:: Problem requirements ::
Scan the material below for lines with the word "昆山市融媒体中心" and report how many there are, with nothing added.

# # # # # # #

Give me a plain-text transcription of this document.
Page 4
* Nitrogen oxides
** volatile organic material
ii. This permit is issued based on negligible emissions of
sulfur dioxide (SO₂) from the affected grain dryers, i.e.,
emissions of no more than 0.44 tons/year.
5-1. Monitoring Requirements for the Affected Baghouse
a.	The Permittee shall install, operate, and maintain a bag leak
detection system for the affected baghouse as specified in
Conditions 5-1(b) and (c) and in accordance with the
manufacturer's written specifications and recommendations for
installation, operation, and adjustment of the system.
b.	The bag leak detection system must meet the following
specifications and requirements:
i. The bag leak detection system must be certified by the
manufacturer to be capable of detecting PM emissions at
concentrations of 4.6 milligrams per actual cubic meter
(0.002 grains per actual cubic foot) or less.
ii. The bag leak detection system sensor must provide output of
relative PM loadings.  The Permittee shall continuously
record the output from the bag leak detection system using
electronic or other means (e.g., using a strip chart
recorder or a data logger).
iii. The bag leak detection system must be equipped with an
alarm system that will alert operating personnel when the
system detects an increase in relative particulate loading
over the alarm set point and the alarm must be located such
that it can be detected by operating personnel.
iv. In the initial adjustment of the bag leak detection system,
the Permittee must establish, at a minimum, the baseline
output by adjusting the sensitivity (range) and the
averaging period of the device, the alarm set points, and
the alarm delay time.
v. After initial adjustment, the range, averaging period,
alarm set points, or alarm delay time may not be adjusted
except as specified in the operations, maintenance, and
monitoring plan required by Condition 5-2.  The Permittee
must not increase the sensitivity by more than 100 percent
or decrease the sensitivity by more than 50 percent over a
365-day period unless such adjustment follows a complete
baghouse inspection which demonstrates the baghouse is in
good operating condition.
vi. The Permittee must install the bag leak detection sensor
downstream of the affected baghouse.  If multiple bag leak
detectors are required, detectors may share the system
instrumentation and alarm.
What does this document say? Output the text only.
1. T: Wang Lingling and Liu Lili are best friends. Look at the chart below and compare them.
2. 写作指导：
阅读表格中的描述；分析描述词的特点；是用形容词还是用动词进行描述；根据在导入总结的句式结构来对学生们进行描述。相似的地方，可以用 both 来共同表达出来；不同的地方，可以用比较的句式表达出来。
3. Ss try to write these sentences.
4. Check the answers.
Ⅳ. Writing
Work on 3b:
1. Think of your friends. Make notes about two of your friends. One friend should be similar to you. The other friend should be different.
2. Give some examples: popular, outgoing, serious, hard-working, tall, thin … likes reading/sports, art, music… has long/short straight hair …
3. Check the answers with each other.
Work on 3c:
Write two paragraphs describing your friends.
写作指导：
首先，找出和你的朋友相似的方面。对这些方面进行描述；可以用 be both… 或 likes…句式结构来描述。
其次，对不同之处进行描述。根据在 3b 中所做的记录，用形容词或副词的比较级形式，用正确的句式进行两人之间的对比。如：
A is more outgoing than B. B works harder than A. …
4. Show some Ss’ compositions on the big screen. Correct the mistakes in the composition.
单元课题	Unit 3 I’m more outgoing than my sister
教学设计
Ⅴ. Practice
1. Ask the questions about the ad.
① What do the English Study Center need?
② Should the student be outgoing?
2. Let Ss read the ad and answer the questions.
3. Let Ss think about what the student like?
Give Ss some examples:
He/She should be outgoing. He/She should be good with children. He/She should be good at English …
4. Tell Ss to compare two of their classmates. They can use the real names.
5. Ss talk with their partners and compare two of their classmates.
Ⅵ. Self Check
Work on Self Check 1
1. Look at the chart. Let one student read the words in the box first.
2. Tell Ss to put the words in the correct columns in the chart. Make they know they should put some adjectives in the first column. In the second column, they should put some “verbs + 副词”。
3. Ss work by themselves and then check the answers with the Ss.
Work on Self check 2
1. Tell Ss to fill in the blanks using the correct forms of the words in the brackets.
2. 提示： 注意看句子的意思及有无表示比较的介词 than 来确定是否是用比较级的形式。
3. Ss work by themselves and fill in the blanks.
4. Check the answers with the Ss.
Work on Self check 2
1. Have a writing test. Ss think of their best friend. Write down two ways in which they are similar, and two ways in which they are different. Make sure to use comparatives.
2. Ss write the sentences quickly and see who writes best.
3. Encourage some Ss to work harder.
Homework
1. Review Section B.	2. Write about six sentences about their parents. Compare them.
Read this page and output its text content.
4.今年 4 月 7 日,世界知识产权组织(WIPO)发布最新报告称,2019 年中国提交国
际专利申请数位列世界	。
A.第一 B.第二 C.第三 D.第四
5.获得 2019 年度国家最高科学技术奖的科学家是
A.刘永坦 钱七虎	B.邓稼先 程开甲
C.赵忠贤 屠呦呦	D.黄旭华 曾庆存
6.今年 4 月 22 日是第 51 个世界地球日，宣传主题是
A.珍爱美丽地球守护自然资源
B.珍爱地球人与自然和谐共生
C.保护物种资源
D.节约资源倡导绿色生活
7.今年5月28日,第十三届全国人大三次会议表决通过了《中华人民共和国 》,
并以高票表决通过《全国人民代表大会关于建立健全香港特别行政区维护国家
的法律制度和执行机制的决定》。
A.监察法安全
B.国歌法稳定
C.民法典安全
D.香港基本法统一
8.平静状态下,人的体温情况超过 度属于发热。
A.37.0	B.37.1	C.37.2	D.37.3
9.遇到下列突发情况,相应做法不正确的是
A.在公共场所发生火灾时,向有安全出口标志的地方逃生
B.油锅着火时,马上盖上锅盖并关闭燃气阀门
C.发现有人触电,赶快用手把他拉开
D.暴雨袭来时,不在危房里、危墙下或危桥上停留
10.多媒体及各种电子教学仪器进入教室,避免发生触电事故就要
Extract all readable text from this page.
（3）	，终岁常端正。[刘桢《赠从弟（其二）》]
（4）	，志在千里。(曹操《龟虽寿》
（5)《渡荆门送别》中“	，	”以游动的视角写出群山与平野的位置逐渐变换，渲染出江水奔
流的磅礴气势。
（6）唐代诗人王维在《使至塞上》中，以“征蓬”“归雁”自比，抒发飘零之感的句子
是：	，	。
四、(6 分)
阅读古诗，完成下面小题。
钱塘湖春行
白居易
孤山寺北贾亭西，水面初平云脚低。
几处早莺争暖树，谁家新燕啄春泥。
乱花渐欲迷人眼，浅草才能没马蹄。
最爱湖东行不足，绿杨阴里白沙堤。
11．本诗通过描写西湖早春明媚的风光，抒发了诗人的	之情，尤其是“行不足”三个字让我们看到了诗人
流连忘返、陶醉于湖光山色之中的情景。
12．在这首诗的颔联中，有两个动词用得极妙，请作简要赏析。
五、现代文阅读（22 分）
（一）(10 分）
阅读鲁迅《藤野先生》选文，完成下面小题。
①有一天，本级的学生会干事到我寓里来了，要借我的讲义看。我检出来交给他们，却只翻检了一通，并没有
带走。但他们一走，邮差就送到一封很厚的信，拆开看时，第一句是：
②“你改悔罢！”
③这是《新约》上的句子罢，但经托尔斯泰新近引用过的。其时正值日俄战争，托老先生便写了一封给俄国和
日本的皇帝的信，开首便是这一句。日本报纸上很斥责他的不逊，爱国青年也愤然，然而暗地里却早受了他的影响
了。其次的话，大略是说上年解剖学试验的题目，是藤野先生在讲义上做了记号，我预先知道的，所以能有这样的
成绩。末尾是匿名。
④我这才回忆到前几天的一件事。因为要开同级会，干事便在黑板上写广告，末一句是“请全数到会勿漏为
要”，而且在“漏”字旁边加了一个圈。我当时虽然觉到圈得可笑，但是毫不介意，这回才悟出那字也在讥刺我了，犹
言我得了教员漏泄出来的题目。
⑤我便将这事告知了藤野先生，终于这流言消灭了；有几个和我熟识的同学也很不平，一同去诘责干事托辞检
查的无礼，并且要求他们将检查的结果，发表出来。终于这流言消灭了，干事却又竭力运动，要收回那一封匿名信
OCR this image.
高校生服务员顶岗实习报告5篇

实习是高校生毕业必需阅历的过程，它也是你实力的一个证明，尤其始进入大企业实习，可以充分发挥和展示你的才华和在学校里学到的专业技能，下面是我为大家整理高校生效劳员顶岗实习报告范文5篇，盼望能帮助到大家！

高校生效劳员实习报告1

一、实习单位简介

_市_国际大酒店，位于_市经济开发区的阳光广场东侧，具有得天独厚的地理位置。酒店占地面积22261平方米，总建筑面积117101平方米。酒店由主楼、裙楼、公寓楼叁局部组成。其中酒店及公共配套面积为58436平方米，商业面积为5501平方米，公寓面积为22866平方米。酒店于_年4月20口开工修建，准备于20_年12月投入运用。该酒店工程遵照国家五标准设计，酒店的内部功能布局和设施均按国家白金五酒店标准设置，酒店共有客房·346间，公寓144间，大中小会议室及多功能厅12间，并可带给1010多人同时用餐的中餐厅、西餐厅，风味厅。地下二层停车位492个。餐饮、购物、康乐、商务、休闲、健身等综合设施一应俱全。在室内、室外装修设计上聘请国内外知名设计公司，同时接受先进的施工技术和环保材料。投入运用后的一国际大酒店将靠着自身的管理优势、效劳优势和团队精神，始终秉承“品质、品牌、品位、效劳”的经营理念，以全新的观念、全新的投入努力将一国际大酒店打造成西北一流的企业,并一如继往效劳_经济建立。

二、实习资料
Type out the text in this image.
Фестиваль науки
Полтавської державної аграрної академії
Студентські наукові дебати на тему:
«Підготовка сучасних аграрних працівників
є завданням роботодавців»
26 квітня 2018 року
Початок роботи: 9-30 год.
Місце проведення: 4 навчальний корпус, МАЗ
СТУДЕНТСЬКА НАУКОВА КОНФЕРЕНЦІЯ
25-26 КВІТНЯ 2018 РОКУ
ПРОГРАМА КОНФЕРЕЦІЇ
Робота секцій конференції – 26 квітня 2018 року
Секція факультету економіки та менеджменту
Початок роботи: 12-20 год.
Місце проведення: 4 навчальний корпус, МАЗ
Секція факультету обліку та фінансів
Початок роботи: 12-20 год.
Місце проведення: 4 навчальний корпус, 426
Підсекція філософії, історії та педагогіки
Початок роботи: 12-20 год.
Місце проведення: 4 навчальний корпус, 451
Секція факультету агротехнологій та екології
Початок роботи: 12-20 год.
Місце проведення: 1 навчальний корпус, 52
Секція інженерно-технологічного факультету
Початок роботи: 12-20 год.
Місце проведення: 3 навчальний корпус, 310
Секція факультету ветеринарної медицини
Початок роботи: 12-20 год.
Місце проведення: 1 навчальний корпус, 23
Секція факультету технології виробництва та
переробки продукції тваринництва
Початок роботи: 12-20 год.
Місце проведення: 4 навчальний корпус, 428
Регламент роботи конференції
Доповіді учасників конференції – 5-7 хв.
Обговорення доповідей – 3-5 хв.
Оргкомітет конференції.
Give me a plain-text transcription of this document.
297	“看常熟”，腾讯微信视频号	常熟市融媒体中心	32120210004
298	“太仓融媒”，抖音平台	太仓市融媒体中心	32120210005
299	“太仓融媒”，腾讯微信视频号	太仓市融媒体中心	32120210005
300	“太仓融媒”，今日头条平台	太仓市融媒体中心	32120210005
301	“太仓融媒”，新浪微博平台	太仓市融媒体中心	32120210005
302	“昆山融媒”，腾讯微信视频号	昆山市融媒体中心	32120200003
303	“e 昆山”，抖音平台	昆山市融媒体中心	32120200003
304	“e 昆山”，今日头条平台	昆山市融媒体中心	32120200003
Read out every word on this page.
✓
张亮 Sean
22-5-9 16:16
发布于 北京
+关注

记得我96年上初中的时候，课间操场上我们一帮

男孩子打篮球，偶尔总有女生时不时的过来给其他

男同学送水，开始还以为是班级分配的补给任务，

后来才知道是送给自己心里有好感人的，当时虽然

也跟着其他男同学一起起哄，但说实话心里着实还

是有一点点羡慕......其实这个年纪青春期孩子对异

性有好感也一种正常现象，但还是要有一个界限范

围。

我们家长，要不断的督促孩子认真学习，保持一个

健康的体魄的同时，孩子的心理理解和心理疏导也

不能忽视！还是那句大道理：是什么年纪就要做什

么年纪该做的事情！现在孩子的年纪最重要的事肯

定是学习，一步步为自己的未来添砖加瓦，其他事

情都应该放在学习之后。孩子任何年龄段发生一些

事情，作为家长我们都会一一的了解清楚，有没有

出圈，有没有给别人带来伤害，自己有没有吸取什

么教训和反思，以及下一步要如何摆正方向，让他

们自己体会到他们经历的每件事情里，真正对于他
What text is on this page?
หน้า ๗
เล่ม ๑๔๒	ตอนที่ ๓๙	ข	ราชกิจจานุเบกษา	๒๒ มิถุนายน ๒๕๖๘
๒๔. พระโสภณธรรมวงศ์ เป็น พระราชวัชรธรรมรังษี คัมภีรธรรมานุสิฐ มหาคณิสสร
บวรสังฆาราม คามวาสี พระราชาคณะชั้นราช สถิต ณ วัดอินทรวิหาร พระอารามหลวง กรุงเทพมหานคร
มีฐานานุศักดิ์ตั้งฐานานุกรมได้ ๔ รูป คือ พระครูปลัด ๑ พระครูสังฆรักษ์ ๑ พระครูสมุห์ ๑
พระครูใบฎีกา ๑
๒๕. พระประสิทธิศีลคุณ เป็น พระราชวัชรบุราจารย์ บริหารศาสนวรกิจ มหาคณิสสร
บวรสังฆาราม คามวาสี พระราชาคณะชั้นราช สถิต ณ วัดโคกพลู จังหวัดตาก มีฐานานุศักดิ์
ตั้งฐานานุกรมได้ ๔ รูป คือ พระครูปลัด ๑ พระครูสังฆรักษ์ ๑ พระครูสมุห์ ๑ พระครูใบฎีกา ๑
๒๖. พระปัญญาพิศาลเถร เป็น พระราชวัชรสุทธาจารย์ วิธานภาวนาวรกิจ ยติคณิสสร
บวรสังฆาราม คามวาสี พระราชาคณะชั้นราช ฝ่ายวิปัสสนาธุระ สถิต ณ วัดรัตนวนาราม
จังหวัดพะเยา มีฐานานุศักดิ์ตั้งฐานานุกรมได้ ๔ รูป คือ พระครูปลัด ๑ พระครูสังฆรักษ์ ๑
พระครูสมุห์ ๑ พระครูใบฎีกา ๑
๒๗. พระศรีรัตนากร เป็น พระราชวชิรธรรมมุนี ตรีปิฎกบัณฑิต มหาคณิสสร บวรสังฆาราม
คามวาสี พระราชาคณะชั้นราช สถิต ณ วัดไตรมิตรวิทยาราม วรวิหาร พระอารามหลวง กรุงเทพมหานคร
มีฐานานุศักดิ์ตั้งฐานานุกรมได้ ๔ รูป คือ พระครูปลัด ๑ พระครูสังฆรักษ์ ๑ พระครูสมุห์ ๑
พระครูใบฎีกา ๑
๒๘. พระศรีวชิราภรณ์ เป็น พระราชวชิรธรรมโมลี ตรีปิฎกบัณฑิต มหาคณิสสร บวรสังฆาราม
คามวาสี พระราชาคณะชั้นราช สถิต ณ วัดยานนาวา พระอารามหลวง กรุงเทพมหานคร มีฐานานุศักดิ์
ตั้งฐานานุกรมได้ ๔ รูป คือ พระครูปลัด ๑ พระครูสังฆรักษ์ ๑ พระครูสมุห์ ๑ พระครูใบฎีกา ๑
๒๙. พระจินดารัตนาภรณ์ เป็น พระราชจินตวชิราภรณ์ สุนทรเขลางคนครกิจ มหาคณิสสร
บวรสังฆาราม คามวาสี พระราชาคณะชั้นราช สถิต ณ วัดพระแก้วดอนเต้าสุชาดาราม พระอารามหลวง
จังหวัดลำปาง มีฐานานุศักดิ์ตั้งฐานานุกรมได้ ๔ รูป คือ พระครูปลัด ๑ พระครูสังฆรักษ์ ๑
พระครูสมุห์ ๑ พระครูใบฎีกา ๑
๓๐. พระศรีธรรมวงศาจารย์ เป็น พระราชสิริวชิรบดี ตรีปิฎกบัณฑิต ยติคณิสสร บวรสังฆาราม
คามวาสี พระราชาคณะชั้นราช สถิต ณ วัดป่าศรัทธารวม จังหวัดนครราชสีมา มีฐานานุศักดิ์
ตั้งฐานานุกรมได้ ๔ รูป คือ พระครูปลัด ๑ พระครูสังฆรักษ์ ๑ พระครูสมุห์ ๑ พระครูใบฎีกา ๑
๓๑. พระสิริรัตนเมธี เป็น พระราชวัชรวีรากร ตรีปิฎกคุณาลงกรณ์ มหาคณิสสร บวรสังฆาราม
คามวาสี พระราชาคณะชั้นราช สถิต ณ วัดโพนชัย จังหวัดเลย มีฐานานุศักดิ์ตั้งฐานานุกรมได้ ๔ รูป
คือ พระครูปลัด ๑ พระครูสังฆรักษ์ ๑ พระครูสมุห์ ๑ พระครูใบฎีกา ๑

# # # # # # #

:: Problem solution ::
3